>> start The data
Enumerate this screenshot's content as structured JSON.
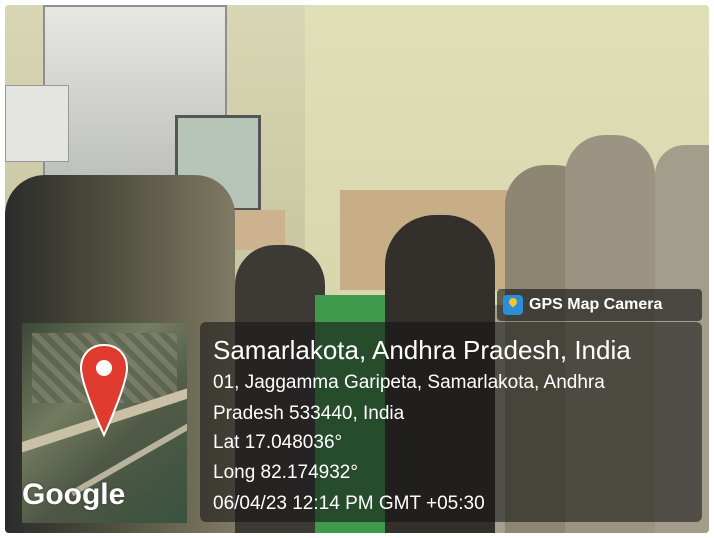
{
  "overlay": {
    "app_name": "GPS Map Camera",
    "place_title": "Samarlakota, Andhra Pradesh, India",
    "address_line1": "01, Jaggamma Garipeta, Samarlakota, Andhra",
    "address_line2": "Pradesh 533440, India",
    "latitude": "Lat 17.048036°",
    "longitude": "Long 82.174932°",
    "timestamp": "06/04/23 12:14 PM GMT +05:30",
    "map_logo_text": "Google",
    "pin_color": "#e03b2f"
  }
}
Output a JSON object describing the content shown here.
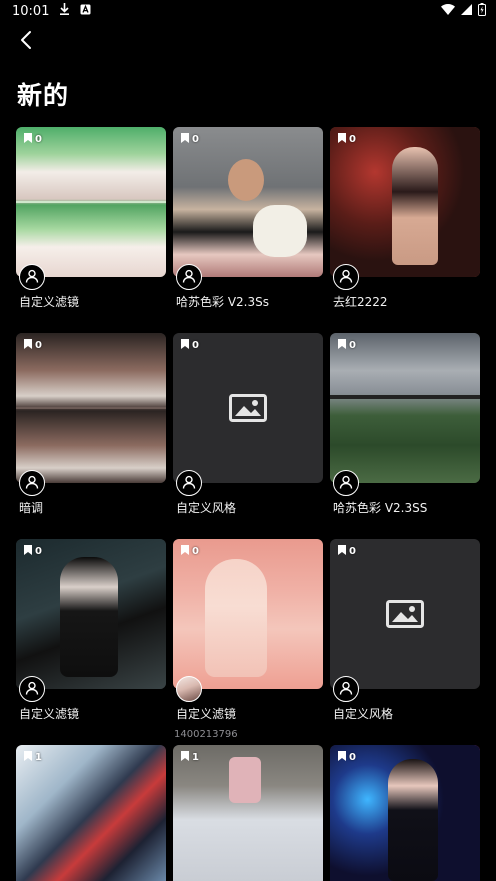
{
  "status_bar": {
    "time": "10:01"
  },
  "header": {
    "back_icon": "chevron-left-icon",
    "title": "新的"
  },
  "cards": [
    {
      "count": "0",
      "title": "自定义滤镜",
      "subtitle": ""
    },
    {
      "count": "0",
      "title": "哈苏色彩 V2.3Ss",
      "subtitle": ""
    },
    {
      "count": "0",
      "title": "去红2222",
      "subtitle": ""
    },
    {
      "count": "0",
      "title": "暗调",
      "subtitle": ""
    },
    {
      "count": "0",
      "title": "自定义风格",
      "subtitle": ""
    },
    {
      "count": "0",
      "title": "哈苏色彩 V2.3SS",
      "subtitle": ""
    },
    {
      "count": "0",
      "title": "自定义滤镜",
      "subtitle": ""
    },
    {
      "count": "0",
      "title": "自定义滤镜",
      "subtitle": "1400213796"
    },
    {
      "count": "0",
      "title": "自定义风格",
      "subtitle": ""
    },
    {
      "count": "1",
      "title": "",
      "subtitle": ""
    },
    {
      "count": "1",
      "title": "",
      "subtitle": ""
    },
    {
      "count": "0",
      "title": "",
      "subtitle": ""
    }
  ],
  "colors": {
    "background": "#000000",
    "card_placeholder": "#2c2c2e",
    "text_primary": "#f2f2f2",
    "text_secondary": "#8e8e93"
  }
}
>> end The data
[Set exercise]:
Quote the data exactly, leaving every image out of the copy.

[Worked answer]:
Enumerate this screenshot's content as structured JSON.
{
  "overlay": {
    "app_name": "GPS Map Camera",
    "place_title": "Samarlakota, Andhra Pradesh, India",
    "address_line1": "01, Jaggamma Garipeta, Samarlakota, Andhra",
    "address_line2": "Pradesh 533440, India",
    "latitude": "Lat 17.048036°",
    "longitude": "Long 82.174932°",
    "timestamp": "06/04/23 12:14 PM GMT +05:30",
    "map_logo_text": "Google",
    "pin_color": "#e03b2f"
  }
}
Output a JSON object describing the content shown here.
{
  "status_bar": {
    "time": "10:01"
  },
  "header": {
    "back_icon": "chevron-left-icon",
    "title": "新的"
  },
  "cards": [
    {
      "count": "0",
      "title": "自定义滤镜",
      "subtitle": ""
    },
    {
      "count": "0",
      "title": "哈苏色彩 V2.3Ss",
      "subtitle": ""
    },
    {
      "count": "0",
      "title": "去红2222",
      "subtitle": ""
    },
    {
      "count": "0",
      "title": "暗调",
      "subtitle": ""
    },
    {
      "count": "0",
      "title": "自定义风格",
      "subtitle": ""
    },
    {
      "count": "0",
      "title": "哈苏色彩 V2.3SS",
      "subtitle": ""
    },
    {
      "count": "0",
      "title": "自定义滤镜",
      "subtitle": ""
    },
    {
      "count": "0",
      "title": "自定义滤镜",
      "subtitle": "1400213796"
    },
    {
      "count": "0",
      "title": "自定义风格",
      "subtitle": ""
    },
    {
      "count": "1",
      "title": "",
      "subtitle": ""
    },
    {
      "count": "1",
      "title": "",
      "subtitle": ""
    },
    {
      "count": "0",
      "title": "",
      "subtitle": ""
    }
  ],
  "colors": {
    "background": "#000000",
    "card_placeholder": "#2c2c2e",
    "text_primary": "#f2f2f2",
    "text_secondary": "#8e8e93"
  }
}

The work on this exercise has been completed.